Exercise aim>
Lines that contain "Band" are to be counted; give only their number.

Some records
********
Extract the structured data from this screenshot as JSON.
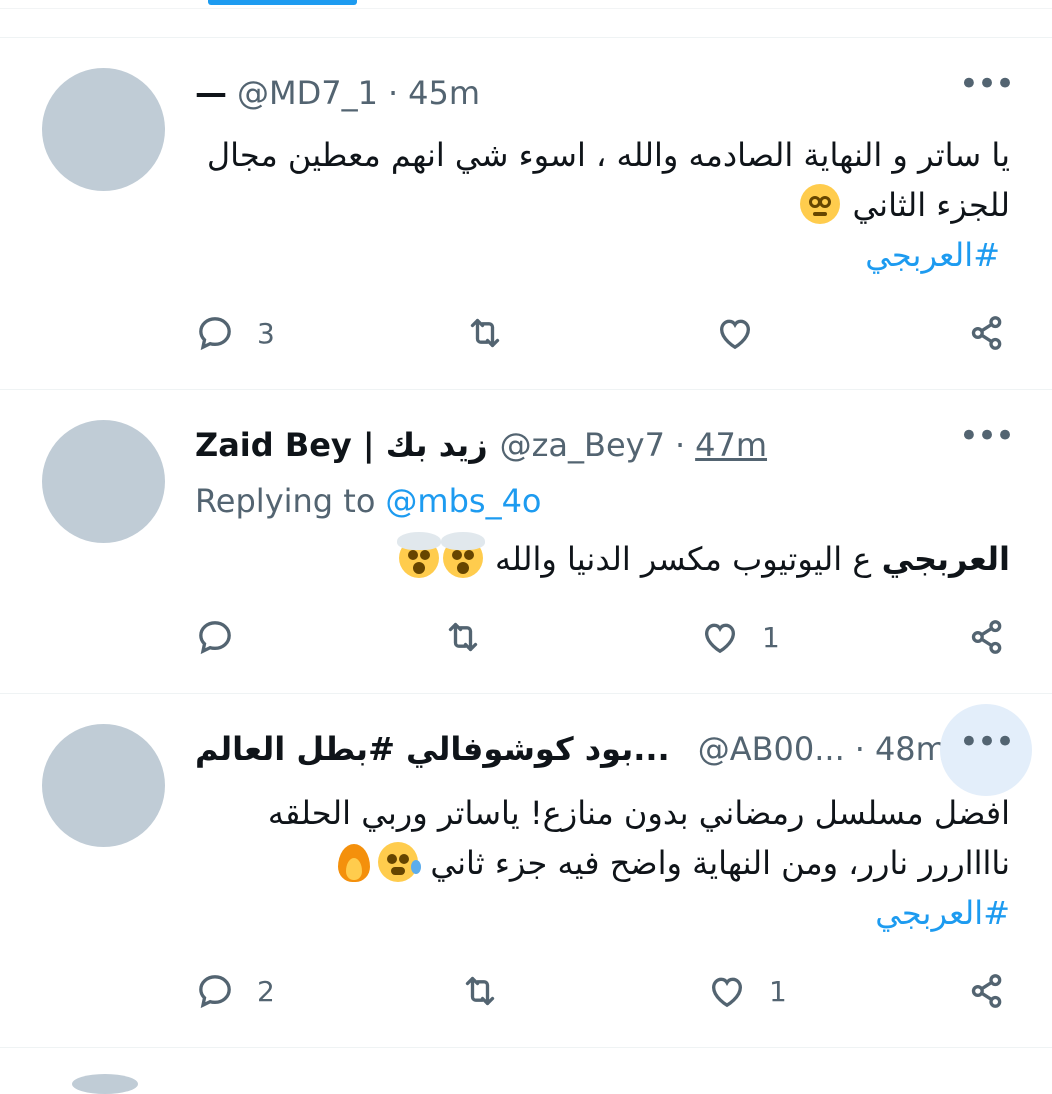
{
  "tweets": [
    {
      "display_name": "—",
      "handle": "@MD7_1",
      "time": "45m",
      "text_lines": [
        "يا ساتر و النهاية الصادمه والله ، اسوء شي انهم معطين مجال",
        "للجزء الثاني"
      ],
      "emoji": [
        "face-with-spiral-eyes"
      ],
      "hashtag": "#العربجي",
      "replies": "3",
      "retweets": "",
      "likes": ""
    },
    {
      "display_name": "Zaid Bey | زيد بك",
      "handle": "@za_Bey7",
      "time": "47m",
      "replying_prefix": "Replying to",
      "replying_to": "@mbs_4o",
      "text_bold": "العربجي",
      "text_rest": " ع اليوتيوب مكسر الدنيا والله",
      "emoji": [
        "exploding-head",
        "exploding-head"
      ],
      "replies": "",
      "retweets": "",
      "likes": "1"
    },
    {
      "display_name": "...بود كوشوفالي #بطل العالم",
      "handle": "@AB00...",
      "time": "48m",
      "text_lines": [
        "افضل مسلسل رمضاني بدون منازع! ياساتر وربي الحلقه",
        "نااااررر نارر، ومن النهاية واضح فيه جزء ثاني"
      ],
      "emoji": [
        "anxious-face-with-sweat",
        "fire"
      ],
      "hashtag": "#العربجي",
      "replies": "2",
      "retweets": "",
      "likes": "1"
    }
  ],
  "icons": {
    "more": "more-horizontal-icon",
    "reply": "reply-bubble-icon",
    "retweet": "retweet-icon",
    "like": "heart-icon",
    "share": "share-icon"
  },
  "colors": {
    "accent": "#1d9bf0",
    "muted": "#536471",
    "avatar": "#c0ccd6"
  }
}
********
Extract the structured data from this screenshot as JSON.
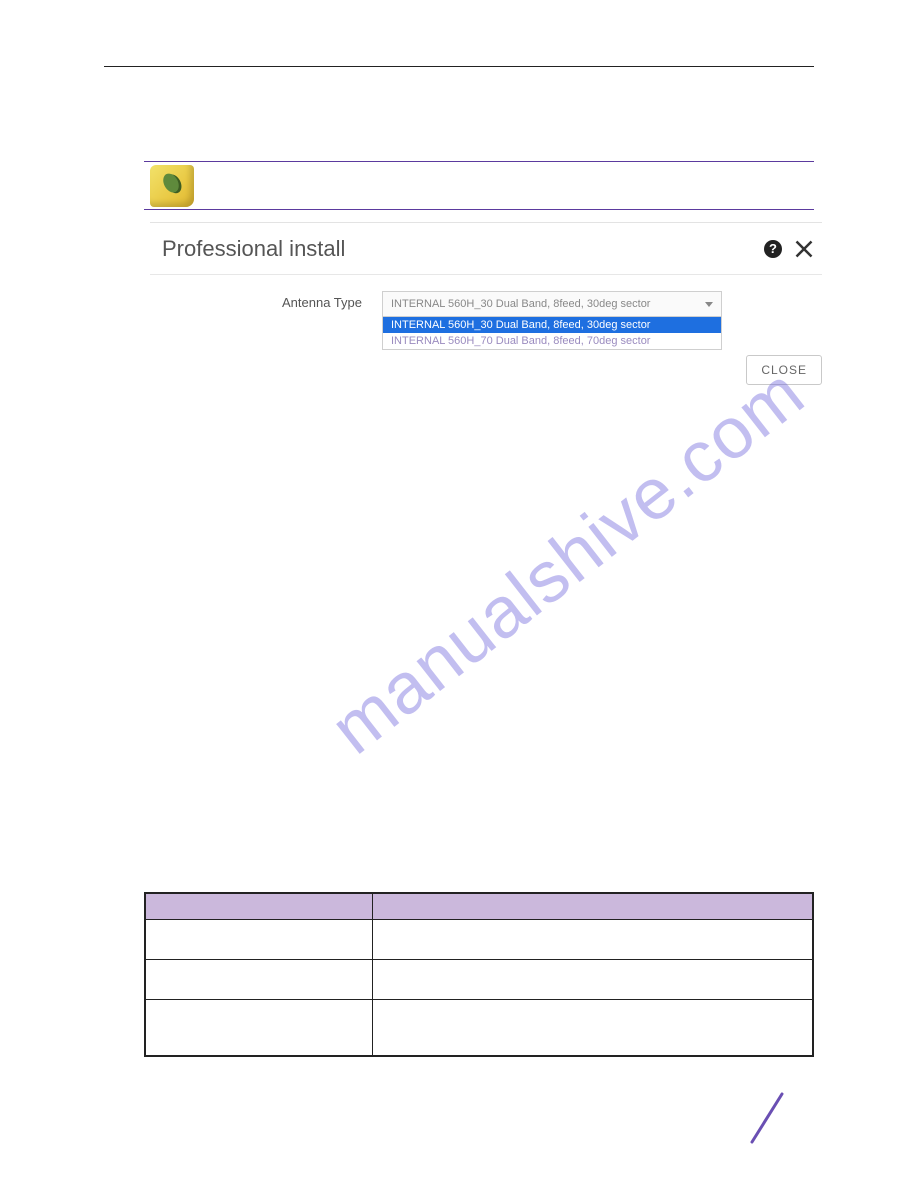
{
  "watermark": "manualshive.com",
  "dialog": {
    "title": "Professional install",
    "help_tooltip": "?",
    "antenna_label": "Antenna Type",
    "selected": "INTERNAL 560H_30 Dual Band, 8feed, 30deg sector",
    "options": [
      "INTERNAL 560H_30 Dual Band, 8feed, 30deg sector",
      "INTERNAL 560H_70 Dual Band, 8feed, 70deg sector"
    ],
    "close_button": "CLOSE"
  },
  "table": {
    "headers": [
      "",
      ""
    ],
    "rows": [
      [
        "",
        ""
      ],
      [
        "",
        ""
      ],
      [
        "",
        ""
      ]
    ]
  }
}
********
Task answer>
3